> _The problem_: Output the following rows verbatim, omitting the pictures.
-- START OF Input data --
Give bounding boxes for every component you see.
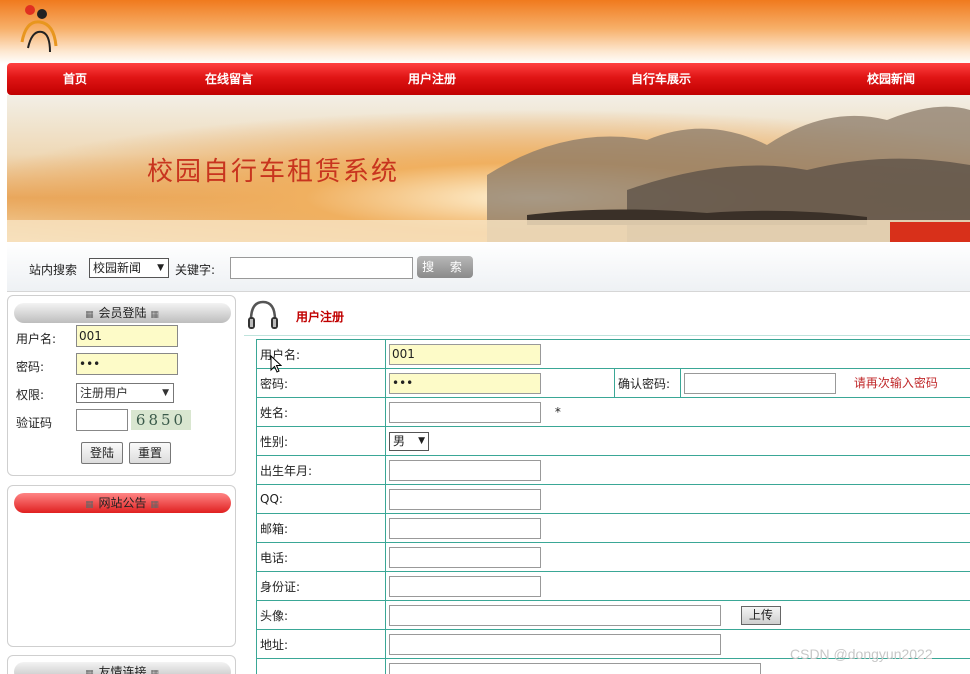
search-button[interactable]: 搜 索 <box>417 256 473 278</box>
nav-item-news[interactable]: 校园新闻 <box>831 63 951 95</box>
mouse-cursor-icon <box>270 355 282 373</box>
reg-username-input[interactable]: 001 <box>389 343 541 365</box>
search-category-value: 校园新闻 <box>93 261 142 275</box>
captcha-input[interactable] <box>76 409 128 431</box>
chevron-down-icon: ▼ <box>162 388 169 398</box>
captcha-label: 验证码 <box>16 416 53 430</box>
login-panel-header: ▦ 会员登陆 ▦ <box>14 303 231 323</box>
nav-item-bikes[interactable]: 自行车展示 <box>601 63 721 95</box>
grid-icon: ▦ <box>85 500 95 510</box>
confirm-password-label: 确认密码: <box>614 368 681 398</box>
form-row-qq: QQ: <box>256 484 970 514</box>
search-category-select[interactable]: 校园新闻 ▼ <box>89 258 169 278</box>
form-row-phone: 电话: <box>256 542 970 572</box>
extra-row-label <box>256 658 386 674</box>
birth-row-label: 出生年月: <box>256 455 386 485</box>
keyword-label: 关键字: <box>175 263 216 277</box>
avatar-row-label: 头像: <box>256 600 386 630</box>
email-input[interactable] <box>389 517 541 539</box>
grid-icon: ▦ <box>150 669 160 674</box>
watermark: CSDN @dongyun2022 <box>790 646 933 662</box>
chevron-down-icon: ▼ <box>157 263 164 273</box>
login-button[interactable]: 登陆 <box>81 442 123 464</box>
logo-icon <box>20 5 58 53</box>
site-search-label: 站内搜索 <box>29 263 78 277</box>
notice-panel: ▦ 网站公告 ▦ <box>7 485 236 647</box>
search-bar: 站内搜索 校园新闻 ▼ 关键字: 搜 索 <box>7 242 970 292</box>
main-nav: 首页 在线留言 用户注册 自行车展示 校园新闻 <box>7 63 970 95</box>
form-row-birth: 出生年月: <box>256 455 970 485</box>
nav-item-register[interactable]: 用户注册 <box>372 63 492 95</box>
idcard-input[interactable] <box>389 575 541 597</box>
phone-row-label: 电话: <box>256 542 386 572</box>
links-panel-title: 友情连接 <box>98 665 147 674</box>
role-select[interactable]: 注册用户 ▼ <box>76 383 174 403</box>
links-panel: ▦ 友情连接 ▦ <box>7 655 236 674</box>
gender-row-label: 性别: <box>256 426 386 456</box>
form-row-idcard: 身份证: <box>256 571 970 601</box>
role-select-value: 注册用户 <box>80 386 129 400</box>
phone-input[interactable] <box>389 546 541 568</box>
reg-password-input[interactable]: ••• <box>389 372 541 394</box>
birth-input[interactable] <box>389 459 541 481</box>
chevron-down-icon: ▼ <box>418 435 425 446</box>
form-row-password: 密码: ••• 确认密码: 请再次输入密码 <box>256 368 970 398</box>
grid-icon: ▦ <box>150 500 160 510</box>
banner-title: 校园自行车租赁系统 <box>147 157 400 187</box>
headphone-icon <box>248 300 278 329</box>
banner: 校园自行车租赁系统 <box>7 95 970 242</box>
reset-button[interactable]: 重置 <box>129 442 171 464</box>
notice-panel-title: 网站公告 <box>98 496 147 510</box>
keyword-input[interactable] <box>230 257 413 279</box>
role-label: 权限: <box>16 388 45 402</box>
address-row-label: 地址: <box>256 629 386 659</box>
captcha-image[interactable]: 6850 <box>131 410 191 430</box>
content-header: 用户注册 <box>244 296 970 336</box>
login-username-input[interactable]: 001 <box>76 325 178 347</box>
links-panel-header: ▦ 友情连接 ▦ <box>14 662 231 674</box>
confirm-password-input[interactable] <box>684 372 836 394</box>
login-panel: ▦ 会员登陆 ▦ 用户名: 001 密码: ••• 权限: 注册用户 ▼ 验证码… <box>7 295 236 476</box>
form-row-username: 用户名: 001 <box>256 339 970 369</box>
qq-row-label: QQ: <box>256 484 386 514</box>
nav-item-message[interactable]: 在线留言 <box>169 63 289 95</box>
login-password-input[interactable]: ••• <box>76 353 178 375</box>
form-row-name: 姓名: * <box>256 397 970 427</box>
password-label: 密码: <box>16 360 45 374</box>
required-mark: * <box>554 404 561 419</box>
gender-select[interactable]: 男 ▼ <box>389 431 429 451</box>
register-form: 用户名: 001 密码: ••• 确认密码: 请再次输入密码 姓名: * 性别:… <box>256 339 970 674</box>
form-row-avatar: 头像: 上传 <box>256 600 970 630</box>
grid-icon: ▦ <box>150 310 160 320</box>
notice-panel-header: ▦ 网站公告 ▦ <box>14 493 231 513</box>
upload-button[interactable]: 上传 <box>740 605 781 625</box>
login-panel-title: 会员登陆 <box>98 306 147 320</box>
page-title: 用户注册 <box>296 310 345 324</box>
username-label: 用户名: <box>16 332 57 346</box>
nav-item-home[interactable]: 首页 <box>15 63 135 95</box>
qq-input[interactable] <box>389 488 541 510</box>
top-header-bar <box>0 0 970 64</box>
gender-select-value: 男 <box>393 433 406 448</box>
form-row-gender: 性别: 男 ▼ <box>256 426 970 456</box>
name-row-label: 姓名: <box>256 397 386 427</box>
idcard-row-label: 身份证: <box>256 571 386 601</box>
email-row-label: 邮箱: <box>256 513 386 543</box>
form-row-email: 邮箱: <box>256 513 970 543</box>
extra-textarea[interactable] <box>389 662 761 674</box>
grid-icon: ▦ <box>85 669 95 674</box>
grid-icon: ▦ <box>85 310 95 320</box>
name-input[interactable] <box>389 401 541 423</box>
address-input[interactable] <box>389 633 721 655</box>
avatar-path-input[interactable] <box>389 604 721 626</box>
confirm-password-hint: 请再次输入密码 <box>853 375 938 390</box>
-- END OF Input data --
> _Exercise response_:
Give bounding boxes for every component you see.
search-button[interactable]: 搜 索 <box>417 256 473 278</box>
nav-item-news[interactable]: 校园新闻 <box>831 63 951 95</box>
mouse-cursor-icon <box>270 355 282 373</box>
reg-username-input[interactable]: 001 <box>389 343 541 365</box>
search-category-value: 校园新闻 <box>93 261 142 275</box>
captcha-input[interactable] <box>76 409 128 431</box>
chevron-down-icon: ▼ <box>162 388 169 398</box>
captcha-label: 验证码 <box>16 416 53 430</box>
login-panel-header: ▦ 会员登陆 ▦ <box>14 303 231 323</box>
nav-item-bikes[interactable]: 自行车展示 <box>601 63 721 95</box>
grid-icon: ▦ <box>85 500 95 510</box>
confirm-password-label: 确认密码: <box>614 368 681 398</box>
form-row-qq: QQ: <box>256 484 970 514</box>
search-category-select[interactable]: 校园新闻 ▼ <box>89 258 169 278</box>
form-row-phone: 电话: <box>256 542 970 572</box>
extra-row-label <box>256 658 386 674</box>
birth-row-label: 出生年月: <box>256 455 386 485</box>
keyword-label: 关键字: <box>175 263 216 277</box>
avatar-row-label: 头像: <box>256 600 386 630</box>
email-input[interactable] <box>389 517 541 539</box>
grid-icon: ▦ <box>150 669 160 674</box>
watermark: CSDN @dongyun2022 <box>790 646 933 662</box>
chevron-down-icon: ▼ <box>157 263 164 273</box>
login-button[interactable]: 登陆 <box>81 442 123 464</box>
logo-icon <box>20 5 58 53</box>
site-search-label: 站内搜索 <box>29 263 78 277</box>
notice-panel: ▦ 网站公告 ▦ <box>7 485 236 647</box>
search-bar: 站内搜索 校园新闻 ▼ 关键字: 搜 索 <box>7 242 970 292</box>
main-nav: 首页 在线留言 用户注册 自行车展示 校园新闻 <box>7 63 970 95</box>
form-row-birth: 出生年月: <box>256 455 970 485</box>
nav-item-register[interactable]: 用户注册 <box>372 63 492 95</box>
idcard-input[interactable] <box>389 575 541 597</box>
phone-row-label: 电话: <box>256 542 386 572</box>
links-panel-title: 友情连接 <box>98 665 147 674</box>
role-select[interactable]: 注册用户 ▼ <box>76 383 174 403</box>
links-panel: ▦ 友情连接 ▦ <box>7 655 236 674</box>
gender-row-label: 性别: <box>256 426 386 456</box>
form-row-idcard: 身份证: <box>256 571 970 601</box>
role-select-value: 注册用户 <box>80 386 129 400</box>
phone-input[interactable] <box>389 546 541 568</box>
reg-password-input[interactable]: ••• <box>389 372 541 394</box>
birth-input[interactable] <box>389 459 541 481</box>
chevron-down-icon: ▼ <box>418 435 425 446</box>
form-row-password: 密码: ••• 确认密码: 请再次输入密码 <box>256 368 970 398</box>
grid-icon: ▦ <box>150 500 160 510</box>
banner-title: 校园自行车租赁系统 <box>147 157 400 187</box>
headphone-icon <box>248 300 278 329</box>
banner: 校园自行车租赁系统 <box>7 95 970 242</box>
reset-button[interactable]: 重置 <box>129 442 171 464</box>
notice-panel-title: 网站公告 <box>98 496 147 510</box>
keyword-input[interactable] <box>230 257 413 279</box>
role-label: 权限: <box>16 388 45 402</box>
address-row-label: 地址: <box>256 629 386 659</box>
captcha-image[interactable]: 6850 <box>131 410 191 430</box>
content-header: 用户注册 <box>244 296 970 336</box>
login-username-input[interactable]: 001 <box>76 325 178 347</box>
links-panel-header: ▦ 友情连接 ▦ <box>14 662 231 674</box>
confirm-password-input[interactable] <box>684 372 836 394</box>
login-panel: ▦ 会员登陆 ▦ 用户名: 001 密码: ••• 权限: 注册用户 ▼ 验证码… <box>7 295 236 476</box>
form-row-username: 用户名: 001 <box>256 339 970 369</box>
qq-row-label: QQ: <box>256 484 386 514</box>
nav-item-message[interactable]: 在线留言 <box>169 63 289 95</box>
login-password-input[interactable]: ••• <box>76 353 178 375</box>
form-row-name: 姓名: * <box>256 397 970 427</box>
password-label: 密码: <box>16 360 45 374</box>
required-mark: * <box>554 404 561 419</box>
gender-select[interactable]: 男 ▼ <box>389 431 429 451</box>
register-form: 用户名: 001 密码: ••• 确认密码: 请再次输入密码 姓名: * 性别:… <box>256 339 970 674</box>
form-row-avatar: 头像: 上传 <box>256 600 970 630</box>
grid-icon: ▦ <box>150 310 160 320</box>
notice-panel-header: ▦ 网站公告 ▦ <box>14 493 231 513</box>
upload-button[interactable]: 上传 <box>740 605 781 625</box>
login-panel-title: 会员登陆 <box>98 306 147 320</box>
page-title: 用户注册 <box>296 310 345 324</box>
username-label: 用户名: <box>16 332 57 346</box>
nav-item-home[interactable]: 首页 <box>15 63 135 95</box>
qq-input[interactable] <box>389 488 541 510</box>
top-header-bar <box>0 0 970 64</box>
gender-select-value: 男 <box>393 433 406 448</box>
form-row-gender: 性别: 男 ▼ <box>256 426 970 456</box>
name-row-label: 姓名: <box>256 397 386 427</box>
idcard-row-label: 身份证: <box>256 571 386 601</box>
email-row-label: 邮箱: <box>256 513 386 543</box>
form-row-email: 邮箱: <box>256 513 970 543</box>
extra-textarea[interactable] <box>389 662 761 674</box>
grid-icon: ▦ <box>85 669 95 674</box>
grid-icon: ▦ <box>85 310 95 320</box>
name-input[interactable] <box>389 401 541 423</box>
address-input[interactable] <box>389 633 721 655</box>
avatar-path-input[interactable] <box>389 604 721 626</box>
confirm-password-hint: 请再次输入密码 <box>853 375 938 390</box>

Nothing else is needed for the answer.